Without the pictures, repeat the listing character for character.

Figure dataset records
+--
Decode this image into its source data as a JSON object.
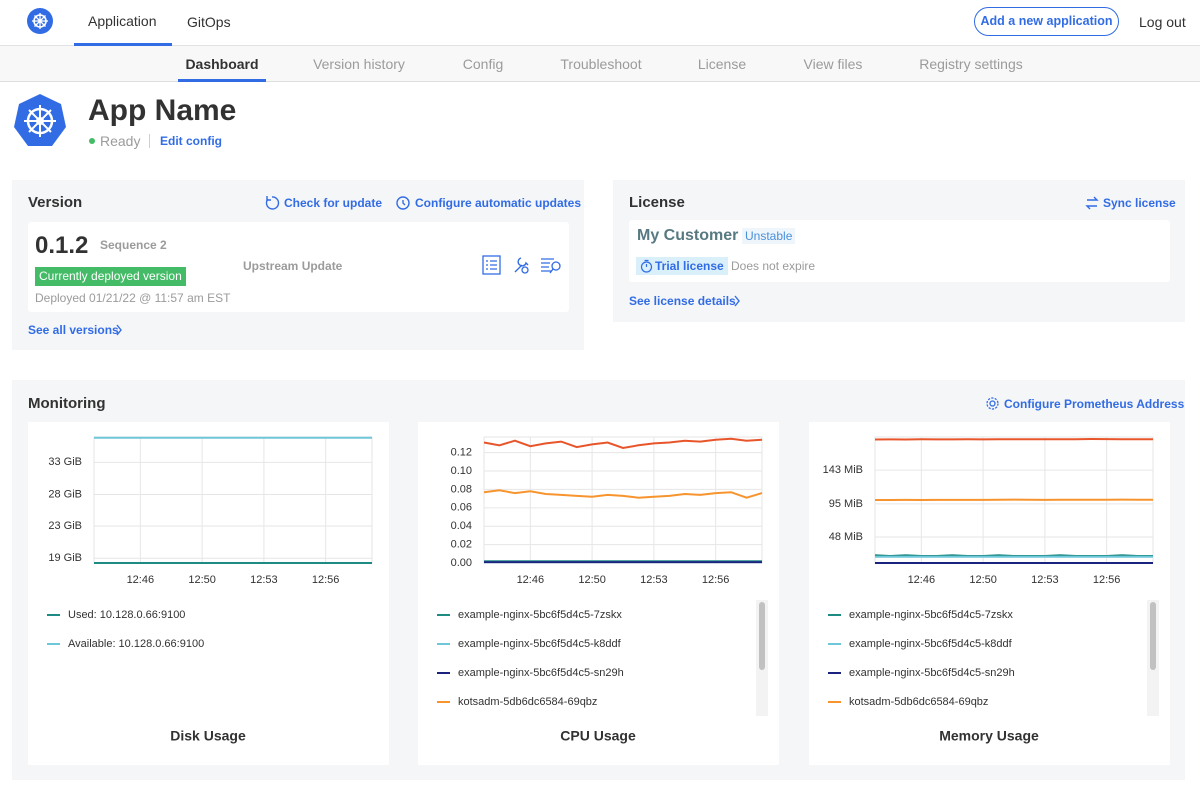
{
  "nav": {
    "tabs": [
      "Application",
      "GitOps"
    ],
    "add_button": "Add a new application",
    "logout": "Log out"
  },
  "subnav": [
    "Dashboard",
    "Version history",
    "Config",
    "Troubleshoot",
    "License",
    "View files",
    "Registry settings"
  ],
  "app": {
    "name": "App Name",
    "status": "Ready",
    "edit": "Edit config"
  },
  "version": {
    "title": "Version",
    "check": "Check for update",
    "configure": "Configure automatic updates",
    "number": "0.1.2",
    "sequence": "Sequence 2",
    "badge": "Currently deployed version",
    "deployed": "Deployed 01/21/22 @ 11:57 am EST",
    "upstream": "Upstream Update",
    "see_all": "See all versions"
  },
  "license": {
    "title": "License",
    "sync": "Sync license",
    "customer": "My Customer",
    "channel": "Unstable",
    "type": "Trial license",
    "expiry": "Does not expire",
    "details": "See license details"
  },
  "monitoring": {
    "title": "Monitoring",
    "configure": "Configure Prometheus Address"
  },
  "chart_data": [
    {
      "type": "line",
      "title": "Disk Usage",
      "grid": true,
      "x": [
        null,
        null,
        null,
        "12:46",
        null,
        null,
        null,
        "12:50",
        null,
        null,
        null,
        "12:53",
        null,
        null,
        null,
        "12:56",
        null,
        null,
        null
      ],
      "ylim": [
        17.9,
        36.3
      ],
      "yticks": [
        {
          "value": 18.6,
          "label": "19 GiB"
        },
        {
          "value": 23.3,
          "label": "23 GiB"
        },
        {
          "value": 27.9,
          "label": "28 GiB"
        },
        {
          "value": 32.6,
          "label": "33 GiB"
        }
      ],
      "series": [
        {
          "name": "Used: 10.128.0.66:9100",
          "color": "#1e8a84",
          "values": [
            17.9,
            17.9,
            17.9,
            17.9,
            17.9,
            17.9,
            17.9,
            17.9,
            17.9,
            17.9,
            17.9,
            17.9,
            17.9,
            17.9,
            17.9,
            17.9,
            17.9,
            17.9,
            17.9
          ]
        },
        {
          "name": "Available: 10.128.0.66:9100",
          "color": "#6ec6d9",
          "values": [
            36.2,
            36.2,
            36.2,
            36.2,
            36.2,
            36.2,
            36.2,
            36.2,
            36.2,
            36.2,
            36.2,
            36.2,
            36.2,
            36.2,
            36.2,
            36.2,
            36.2,
            36.2,
            36.2
          ]
        }
      ]
    },
    {
      "type": "line",
      "title": "CPU Usage",
      "grid": true,
      "x": [
        null,
        null,
        null,
        "12:46",
        null,
        null,
        null,
        "12:50",
        null,
        null,
        null,
        "12:53",
        null,
        null,
        null,
        "12:56",
        null,
        null,
        null
      ],
      "ylim": [
        0,
        0.137
      ],
      "yticks": [
        {
          "value": 0,
          "label": "0.00"
        },
        {
          "value": 0.02,
          "label": "0.02"
        },
        {
          "value": 0.04,
          "label": "0.04"
        },
        {
          "value": 0.06,
          "label": "0.06"
        },
        {
          "value": 0.08,
          "label": "0.08"
        },
        {
          "value": 0.1,
          "label": "0.10"
        },
        {
          "value": 0.12,
          "label": "0.12"
        }
      ],
      "series": [
        {
          "name": "example-nginx-5bc6f5d4c5-7zskx",
          "color": "#1e8a84",
          "values": [
            0.002,
            0.002,
            0.002,
            0.002,
            0.002,
            0.002,
            0.002,
            0.002,
            0.002,
            0.002,
            0.002,
            0.002,
            0.002,
            0.002,
            0.002,
            0.002,
            0.002,
            0.002,
            0.002
          ]
        },
        {
          "name": "example-nginx-5bc6f5d4c5-k8ddf",
          "color": "#6ec6d9",
          "values": [
            0.001,
            0.001,
            0.001,
            0.001,
            0.001,
            0.001,
            0.001,
            0.001,
            0.001,
            0.001,
            0.001,
            0.001,
            0.001,
            0.001,
            0.001,
            0.001,
            0.001,
            0.001,
            0.001
          ]
        },
        {
          "name": "example-nginx-5bc6f5d4c5-sn29h",
          "color": "#1a237e",
          "values": [
            0.001,
            0.001,
            0.001,
            0.001,
            0.001,
            0.001,
            0.001,
            0.001,
            0.001,
            0.001,
            0.001,
            0.001,
            0.001,
            0.001,
            0.001,
            0.001,
            0.001,
            0.001,
            0.001
          ]
        },
        {
          "name": "kotsadm-5db6dc6584-69qbz",
          "color": "#f7942e",
          "values": [
            0.077,
            0.079,
            0.076,
            0.078,
            0.075,
            0.074,
            0.073,
            0.072,
            0.074,
            0.073,
            0.071,
            0.072,
            0.073,
            0.075,
            0.074,
            0.076,
            0.077,
            0.071,
            0.076
          ]
        },
        {
          "color": "#e8552b",
          "values": [
            0.131,
            0.128,
            0.133,
            0.127,
            0.13,
            0.132,
            0.126,
            0.129,
            0.131,
            0.125,
            0.128,
            0.13,
            0.131,
            0.133,
            0.132,
            0.134,
            0.135,
            0.133,
            0.134
          ]
        }
      ]
    },
    {
      "type": "line",
      "title": "Memory Usage",
      "grid": true,
      "x": [
        null,
        null,
        null,
        "12:46",
        null,
        null,
        null,
        "12:50",
        null,
        null,
        null,
        "12:53",
        null,
        null,
        null,
        "12:56",
        null,
        null,
        null
      ],
      "ylim": [
        11,
        190
      ],
      "yticks": [
        {
          "value": 48,
          "label": "48 MiB"
        },
        {
          "value": 95,
          "label": "95 MiB"
        },
        {
          "value": 143,
          "label": "143 MiB"
        }
      ],
      "series": [
        {
          "name": "example-nginx-5bc6f5d4c5-7zskx",
          "color": "#1e8a84",
          "values": [
            22,
            21,
            22,
            21,
            21,
            22,
            21,
            21,
            22,
            21,
            21,
            21,
            22,
            21,
            21,
            21,
            22,
            21,
            21
          ]
        },
        {
          "name": "example-nginx-5bc6f5d4c5-k8ddf",
          "color": "#6ec6d9",
          "values": [
            20,
            20,
            20,
            20,
            20,
            20,
            20,
            20,
            20,
            20,
            20,
            20,
            20,
            20,
            20,
            20,
            20,
            20,
            20
          ]
        },
        {
          "name": "example-nginx-5bc6f5d4c5-sn29h",
          "color": "#1a237e",
          "values": [
            11,
            11,
            11,
            11,
            11,
            11,
            11,
            11,
            11,
            11,
            11,
            11,
            11,
            11,
            11,
            11,
            11,
            11,
            11
          ]
        },
        {
          "name": "kotsadm-5db6dc6584-69qbz",
          "color": "#f7942e",
          "values": [
            100.5,
            100.5,
            100.6,
            100.5,
            100.6,
            100.7,
            100.6,
            100.7,
            100.8,
            101,
            100.8,
            100.7,
            100.8,
            100.9,
            100.8,
            100.9,
            101,
            100.9,
            100.9
          ]
        },
        {
          "color": "#e8552b",
          "values": [
            186.5,
            186.6,
            186.5,
            186.7,
            186.6,
            186.6,
            186.7,
            186.6,
            186.7,
            186.8,
            186.7,
            186.7,
            186.8,
            186.9,
            187.2,
            187,
            186.9,
            186.8,
            186.8
          ]
        }
      ]
    }
  ]
}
+--
▶ [RESULT OF THE TASK]:
Decode this image into its source data as a JSON object.
{
  "nav": {
    "tabs": [
      "Application",
      "GitOps"
    ],
    "add_button": "Add a new application",
    "logout": "Log out"
  },
  "subnav": [
    "Dashboard",
    "Version history",
    "Config",
    "Troubleshoot",
    "License",
    "View files",
    "Registry settings"
  ],
  "app": {
    "name": "App Name",
    "status": "Ready",
    "edit": "Edit config"
  },
  "version": {
    "title": "Version",
    "check": "Check for update",
    "configure": "Configure automatic updates",
    "number": "0.1.2",
    "sequence": "Sequence 2",
    "badge": "Currently deployed version",
    "deployed": "Deployed 01/21/22 @ 11:57 am EST",
    "upstream": "Upstream Update",
    "see_all": "See all versions"
  },
  "license": {
    "title": "License",
    "sync": "Sync license",
    "customer": "My Customer",
    "channel": "Unstable",
    "type": "Trial license",
    "expiry": "Does not expire",
    "details": "See license details"
  },
  "monitoring": {
    "title": "Monitoring",
    "configure": "Configure Prometheus Address"
  },
  "chart_data": [
    {
      "type": "line",
      "title": "Disk Usage",
      "grid": true,
      "x": [
        null,
        null,
        null,
        "12:46",
        null,
        null,
        null,
        "12:50",
        null,
        null,
        null,
        "12:53",
        null,
        null,
        null,
        "12:56",
        null,
        null,
        null
      ],
      "ylim": [
        17.9,
        36.3
      ],
      "yticks": [
        {
          "value": 18.6,
          "label": "19 GiB"
        },
        {
          "value": 23.3,
          "label": "23 GiB"
        },
        {
          "value": 27.9,
          "label": "28 GiB"
        },
        {
          "value": 32.6,
          "label": "33 GiB"
        }
      ],
      "series": [
        {
          "name": "Used: 10.128.0.66:9100",
          "color": "#1e8a84",
          "values": [
            17.9,
            17.9,
            17.9,
            17.9,
            17.9,
            17.9,
            17.9,
            17.9,
            17.9,
            17.9,
            17.9,
            17.9,
            17.9,
            17.9,
            17.9,
            17.9,
            17.9,
            17.9,
            17.9
          ]
        },
        {
          "name": "Available: 10.128.0.66:9100",
          "color": "#6ec6d9",
          "values": [
            36.2,
            36.2,
            36.2,
            36.2,
            36.2,
            36.2,
            36.2,
            36.2,
            36.2,
            36.2,
            36.2,
            36.2,
            36.2,
            36.2,
            36.2,
            36.2,
            36.2,
            36.2,
            36.2
          ]
        }
      ]
    },
    {
      "type": "line",
      "title": "CPU Usage",
      "grid": true,
      "x": [
        null,
        null,
        null,
        "12:46",
        null,
        null,
        null,
        "12:50",
        null,
        null,
        null,
        "12:53",
        null,
        null,
        null,
        "12:56",
        null,
        null,
        null
      ],
      "ylim": [
        0,
        0.137
      ],
      "yticks": [
        {
          "value": 0,
          "label": "0.00"
        },
        {
          "value": 0.02,
          "label": "0.02"
        },
        {
          "value": 0.04,
          "label": "0.04"
        },
        {
          "value": 0.06,
          "label": "0.06"
        },
        {
          "value": 0.08,
          "label": "0.08"
        },
        {
          "value": 0.1,
          "label": "0.10"
        },
        {
          "value": 0.12,
          "label": "0.12"
        }
      ],
      "series": [
        {
          "name": "example-nginx-5bc6f5d4c5-7zskx",
          "color": "#1e8a84",
          "values": [
            0.002,
            0.002,
            0.002,
            0.002,
            0.002,
            0.002,
            0.002,
            0.002,
            0.002,
            0.002,
            0.002,
            0.002,
            0.002,
            0.002,
            0.002,
            0.002,
            0.002,
            0.002,
            0.002
          ]
        },
        {
          "name": "example-nginx-5bc6f5d4c5-k8ddf",
          "color": "#6ec6d9",
          "values": [
            0.001,
            0.001,
            0.001,
            0.001,
            0.001,
            0.001,
            0.001,
            0.001,
            0.001,
            0.001,
            0.001,
            0.001,
            0.001,
            0.001,
            0.001,
            0.001,
            0.001,
            0.001,
            0.001
          ]
        },
        {
          "name": "example-nginx-5bc6f5d4c5-sn29h",
          "color": "#1a237e",
          "values": [
            0.001,
            0.001,
            0.001,
            0.001,
            0.001,
            0.001,
            0.001,
            0.001,
            0.001,
            0.001,
            0.001,
            0.001,
            0.001,
            0.001,
            0.001,
            0.001,
            0.001,
            0.001,
            0.001
          ]
        },
        {
          "name": "kotsadm-5db6dc6584-69qbz",
          "color": "#f7942e",
          "values": [
            0.077,
            0.079,
            0.076,
            0.078,
            0.075,
            0.074,
            0.073,
            0.072,
            0.074,
            0.073,
            0.071,
            0.072,
            0.073,
            0.075,
            0.074,
            0.076,
            0.077,
            0.071,
            0.076
          ]
        },
        {
          "color": "#e8552b",
          "values": [
            0.131,
            0.128,
            0.133,
            0.127,
            0.13,
            0.132,
            0.126,
            0.129,
            0.131,
            0.125,
            0.128,
            0.13,
            0.131,
            0.133,
            0.132,
            0.134,
            0.135,
            0.133,
            0.134
          ]
        }
      ]
    },
    {
      "type": "line",
      "title": "Memory Usage",
      "grid": true,
      "x": [
        null,
        null,
        null,
        "12:46",
        null,
        null,
        null,
        "12:50",
        null,
        null,
        null,
        "12:53",
        null,
        null,
        null,
        "12:56",
        null,
        null,
        null
      ],
      "ylim": [
        11,
        190
      ],
      "yticks": [
        {
          "value": 48,
          "label": "48 MiB"
        },
        {
          "value": 95,
          "label": "95 MiB"
        },
        {
          "value": 143,
          "label": "143 MiB"
        }
      ],
      "series": [
        {
          "name": "example-nginx-5bc6f5d4c5-7zskx",
          "color": "#1e8a84",
          "values": [
            22,
            21,
            22,
            21,
            21,
            22,
            21,
            21,
            22,
            21,
            21,
            21,
            22,
            21,
            21,
            21,
            22,
            21,
            21
          ]
        },
        {
          "name": "example-nginx-5bc6f5d4c5-k8ddf",
          "color": "#6ec6d9",
          "values": [
            20,
            20,
            20,
            20,
            20,
            20,
            20,
            20,
            20,
            20,
            20,
            20,
            20,
            20,
            20,
            20,
            20,
            20,
            20
          ]
        },
        {
          "name": "example-nginx-5bc6f5d4c5-sn29h",
          "color": "#1a237e",
          "values": [
            11,
            11,
            11,
            11,
            11,
            11,
            11,
            11,
            11,
            11,
            11,
            11,
            11,
            11,
            11,
            11,
            11,
            11,
            11
          ]
        },
        {
          "name": "kotsadm-5db6dc6584-69qbz",
          "color": "#f7942e",
          "values": [
            100.5,
            100.5,
            100.6,
            100.5,
            100.6,
            100.7,
            100.6,
            100.7,
            100.8,
            101,
            100.8,
            100.7,
            100.8,
            100.9,
            100.8,
            100.9,
            101,
            100.9,
            100.9
          ]
        },
        {
          "color": "#e8552b",
          "values": [
            186.5,
            186.6,
            186.5,
            186.7,
            186.6,
            186.6,
            186.7,
            186.6,
            186.7,
            186.8,
            186.7,
            186.7,
            186.8,
            186.9,
            187.2,
            187,
            186.9,
            186.8,
            186.8
          ]
        }
      ]
    }
  ]
}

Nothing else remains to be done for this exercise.